(Raw records)
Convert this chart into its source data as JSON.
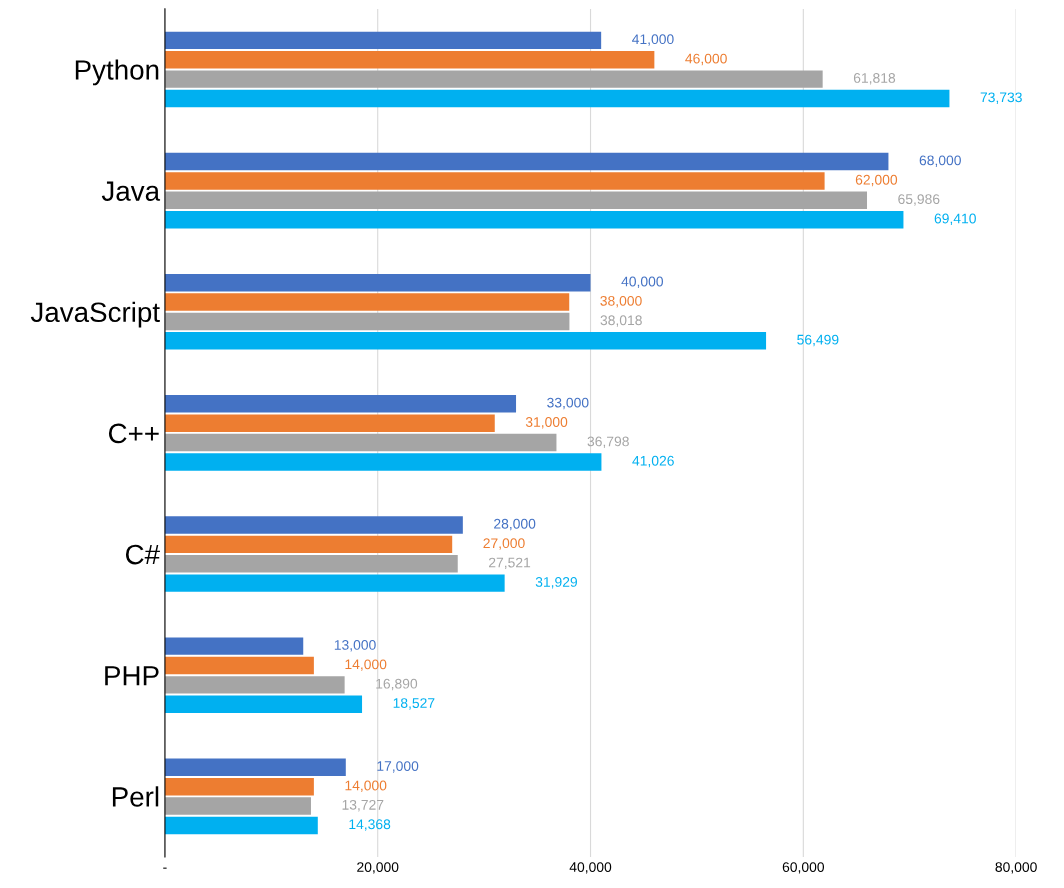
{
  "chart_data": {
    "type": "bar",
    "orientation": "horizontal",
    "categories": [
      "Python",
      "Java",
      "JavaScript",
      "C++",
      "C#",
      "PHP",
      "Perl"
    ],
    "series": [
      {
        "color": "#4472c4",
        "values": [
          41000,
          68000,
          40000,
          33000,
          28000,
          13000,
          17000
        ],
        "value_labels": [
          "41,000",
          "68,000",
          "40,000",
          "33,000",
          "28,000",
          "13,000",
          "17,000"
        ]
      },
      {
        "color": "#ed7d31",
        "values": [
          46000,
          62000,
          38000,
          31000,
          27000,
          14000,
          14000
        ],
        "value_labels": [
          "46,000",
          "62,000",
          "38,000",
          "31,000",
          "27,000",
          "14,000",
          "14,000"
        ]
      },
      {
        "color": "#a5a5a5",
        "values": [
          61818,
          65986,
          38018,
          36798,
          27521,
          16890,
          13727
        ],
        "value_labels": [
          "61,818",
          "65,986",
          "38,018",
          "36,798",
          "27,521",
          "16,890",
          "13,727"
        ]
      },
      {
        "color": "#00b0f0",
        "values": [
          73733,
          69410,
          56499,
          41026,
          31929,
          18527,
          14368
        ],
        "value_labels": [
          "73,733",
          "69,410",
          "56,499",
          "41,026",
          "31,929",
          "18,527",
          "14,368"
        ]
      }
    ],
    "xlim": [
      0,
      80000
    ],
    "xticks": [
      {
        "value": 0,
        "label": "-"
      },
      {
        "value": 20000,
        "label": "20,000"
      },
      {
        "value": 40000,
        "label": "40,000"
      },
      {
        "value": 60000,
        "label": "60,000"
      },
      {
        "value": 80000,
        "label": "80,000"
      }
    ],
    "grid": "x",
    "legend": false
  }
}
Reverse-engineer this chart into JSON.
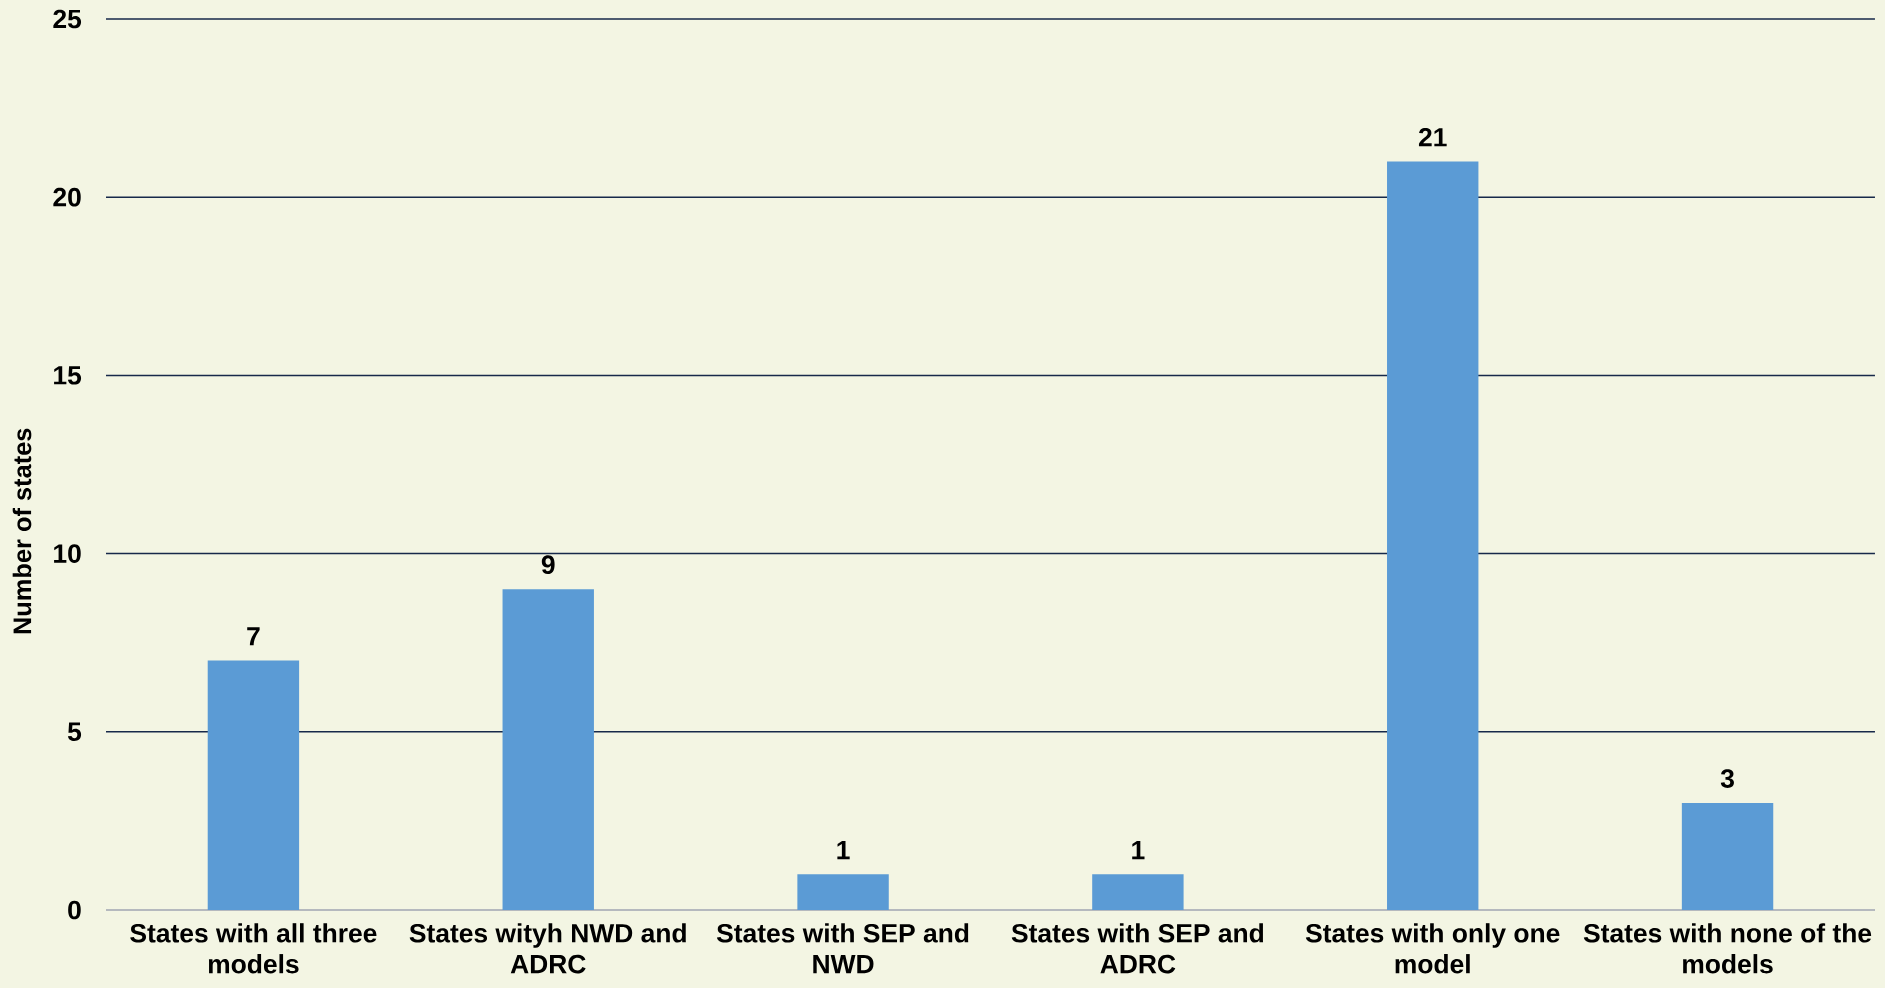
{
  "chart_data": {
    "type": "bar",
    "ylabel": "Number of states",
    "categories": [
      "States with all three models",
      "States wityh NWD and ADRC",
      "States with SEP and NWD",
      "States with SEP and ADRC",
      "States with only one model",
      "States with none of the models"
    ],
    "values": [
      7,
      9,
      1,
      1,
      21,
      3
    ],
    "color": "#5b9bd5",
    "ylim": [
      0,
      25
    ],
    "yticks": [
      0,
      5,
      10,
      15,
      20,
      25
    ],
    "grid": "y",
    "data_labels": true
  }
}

SET PROBLEM: Pull out all lines from the entries above in which the word "into" appears.

SOLUTION TO THIS PROBLEM:
Convert this chart into its source data as JSON.
Reverse-engineer this chart into JSON.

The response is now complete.